__Exercise inputs__.
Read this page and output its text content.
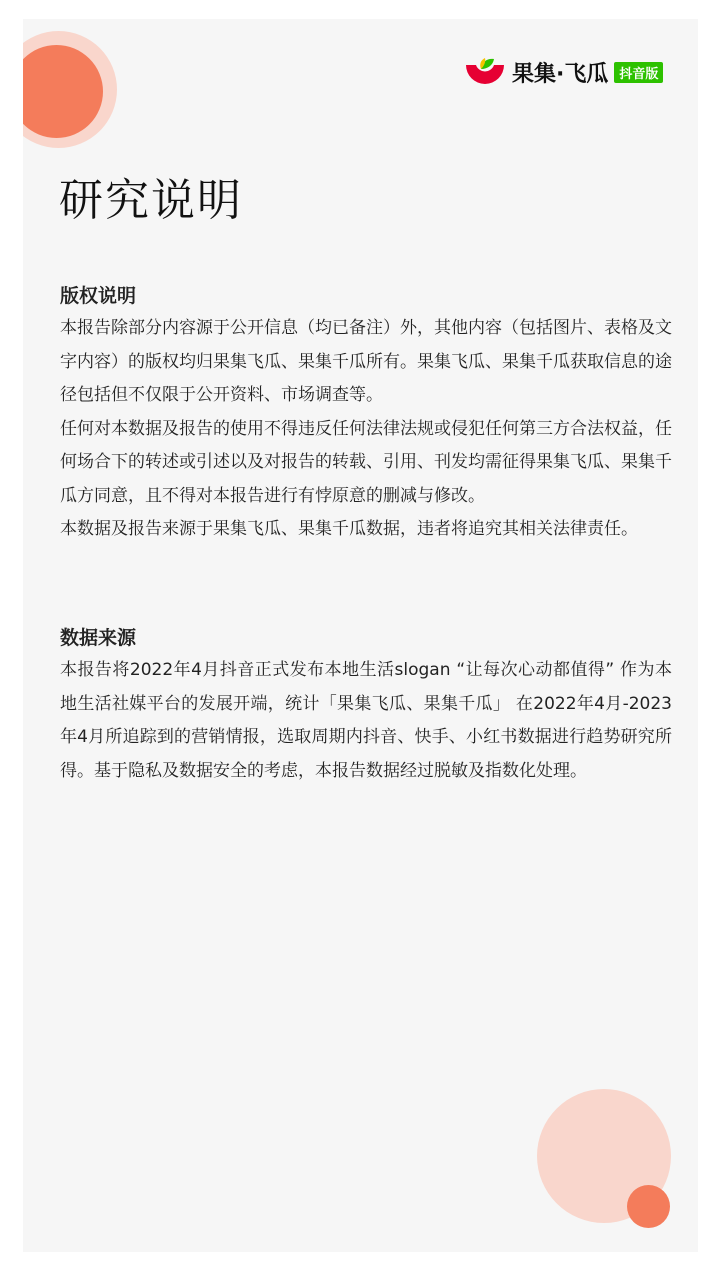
果集·飞瓜 抖音版
研究说明
版权说明

本报告除部分内容源于公开信息（均已备注）外，其他内容（包括图片、表格及文字内容）的版权均归果集飞瓜、果集千瓜所有。果集飞瓜、果集千瓜获取信息的途径包括但不仅限于公开资料、市场调查等。

任何对本数据及报告的使用不得违反任何法律法规或侵犯任何第三方合法权益，任何场合下的转述或引述以及对报告的转载、引用、刊发均需征得果集飞瓜、果集千瓜方同意，且不得对本报告进行有悖原意的删减与修改。

本数据及报告来源于果集飞瓜、果集千瓜数据，违者将追究其相关法律责任。

数据来源

本报告将2022年4月抖音正式发布本地生活slogan “让每次心动都值得” 作为本地生活社媒平台的发展开端，统计「果集飞瓜、果集千瓜」 在2022年4月-2023年4月所追踪到的营销情报，选取周期内抖音、快手、小红书数据进行趋势研究所得。基于隐私及数据安全的考虑，本报告数据经过脱敏及指数化处理。
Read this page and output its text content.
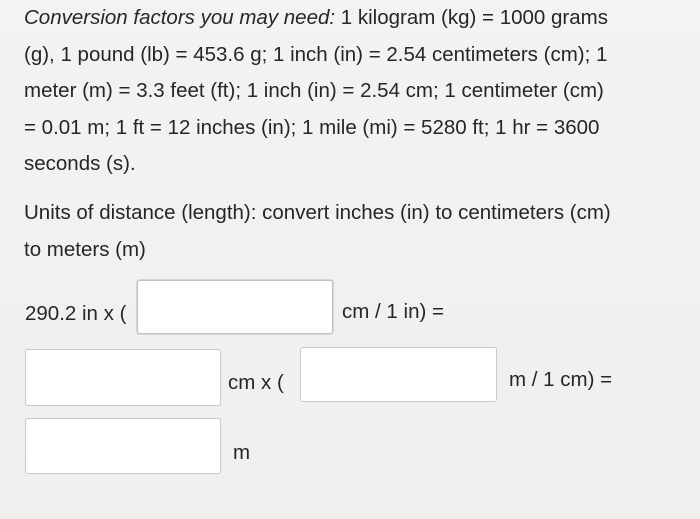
Conversion factors you may need: 1 kilogram (kg) = 1000 grams
(g), 1 pound (lb) = 453.6 g; 1 inch (in) = 2.54 centimeters (cm); 1
meter (m) = 3.3 feet (ft); 1 inch (in) = 2.54 cm; 1 centimeter (cm)
= 0.01 m; 1 ft = 12 inches (in); 1 mile (mi) = 5280 ft; 1 hr = 3600
seconds (s).

Units of distance (length): convert inches (in) to centimeters (cm)
to meters (m)

290.2 in x (	cm / 1 in) =
cm x (	m / 1 cm) =
m
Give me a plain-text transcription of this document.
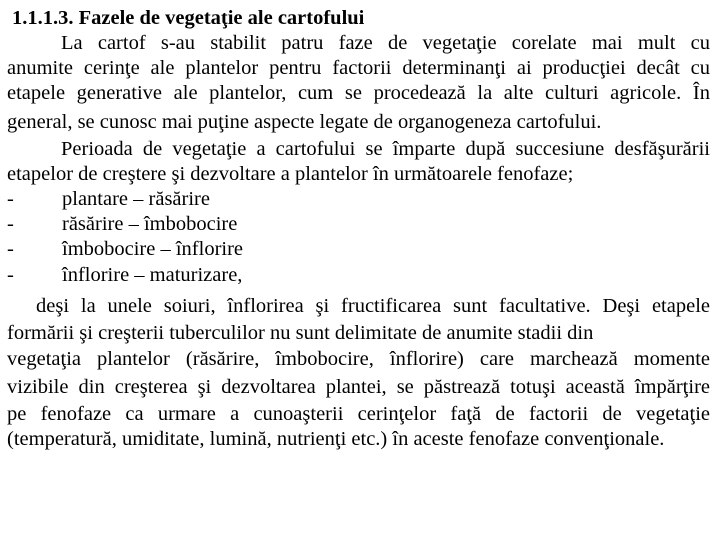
1.1.1.3. Fazele de vegetaţie ale cartofului
La cartof s-au stabilit patru faze de vegetaţie corelate mai mult cu
anumite cerinţe ale plantelor pentru factorii determinanţi ai producţiei decât cu
etapele generative ale plantelor, cum se procedează la alte culturi agricole. În
general, se cunosc mai puţine aspecte legate de organogeneza cartofului.
Perioada de vegetaţie a cartofului se împarte după succesiune desfăşurării
etapelor de creştere şi dezvoltare a plantelor în următoarele fenofaze;
- plantare – răsărire
- răsărire – îmbobocire
- îmbobocire – înflorire
- înflorire – maturizare,
deşi la unele soiuri, înflorirea şi fructificarea sunt facultative. Deşi etapele
formării şi creşterii tuberculilor nu sunt delimitate de anumite stadii din
vegetaţia plantelor (răsărire, îmbobocire, înflorire) care marchează momente
vizibile din creşterea şi dezvoltarea plantei, se păstrează totuşi această împărţire
pe fenofaze ca urmare a cunoaşterii cerinţelor faţă de factorii de vegetaţie
(temperatură, umiditate, lumină, nutrienţi etc.) în aceste fenofaze convenţionale.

__What you will do__. Reproduce all entries exactly. Pictures do not belong in the copy.

__Completed task__.
Read this page and output its text content.
果集·飞瓜 抖音版
研究说明
版权说明

本报告除部分内容源于公开信息（均已备注）外，其他内容（包括图片、表格及文字内容）的版权均归果集飞瓜、果集千瓜所有。果集飞瓜、果集千瓜获取信息的途径包括但不仅限于公开资料、市场调查等。

任何对本数据及报告的使用不得违反任何法律法规或侵犯任何第三方合法权益，任何场合下的转述或引述以及对报告的转载、引用、刊发均需征得果集飞瓜、果集千瓜方同意，且不得对本报告进行有悖原意的删减与修改。

本数据及报告来源于果集飞瓜、果集千瓜数据，违者将追究其相关法律责任。

数据来源

本报告将2022年4月抖音正式发布本地生活slogan “让每次心动都值得” 作为本地生活社媒平台的发展开端，统计「果集飞瓜、果集千瓜」 在2022年4月-2023年4月所追踪到的营销情报，选取周期内抖音、快手、小红书数据进行趋势研究所得。基于隐私及数据安全的考虑，本报告数据经过脱敏及指数化处理。
Read this page and output its text content.
Conversion factors you may need: 1 kilogram (kg) = 1000 grams
(g), 1 pound (lb) = 453.6 g; 1 inch (in) = 2.54 centimeters (cm); 1
meter (m) = 3.3 feet (ft); 1 inch (in) = 2.54 cm; 1 centimeter (cm)
= 0.01 m; 1 ft = 12 inches (in); 1 mile (mi) = 5280 ft; 1 hr = 3600
seconds (s).

Units of distance (length): convert inches (in) to centimeters (cm)
to meters (m)

290.2 in x (	cm / 1 in) =
cm x (	m / 1 cm) =
m
Give me a plain-text transcription of this document.
1.1.1.3. Fazele de vegetaţie ale cartofului
La cartof s-au stabilit patru faze de vegetaţie corelate mai mult cu
anumite cerinţe ale plantelor pentru factorii determinanţi ai producţiei decât cu
etapele generative ale plantelor, cum se procedează la alte culturi agricole. În
general, se cunosc mai puţine aspecte legate de organogeneza cartofului.
Perioada de vegetaţie a cartofului se împarte după succesiune desfăşurării
etapelor de creştere şi dezvoltare a plantelor în următoarele fenofaze;
- plantare – răsărire
- răsărire – îmbobocire
- îmbobocire – înflorire
- înflorire – maturizare,
deşi la unele soiuri, înflorirea şi fructificarea sunt facultative. Deşi etapele
formării şi creşterii tuberculilor nu sunt delimitate de anumite stadii din
vegetaţia plantelor (răsărire, îmbobocire, înflorire) care marchează momente
vizibile din creşterea şi dezvoltarea plantei, se păstrează totuşi această împărţire
pe fenofaze ca urmare a cunoaşterii cerinţelor faţă de factorii de vegetaţie
(temperatură, umiditate, lumină, nutrienţi etc.) în aceste fenofaze convenţionale.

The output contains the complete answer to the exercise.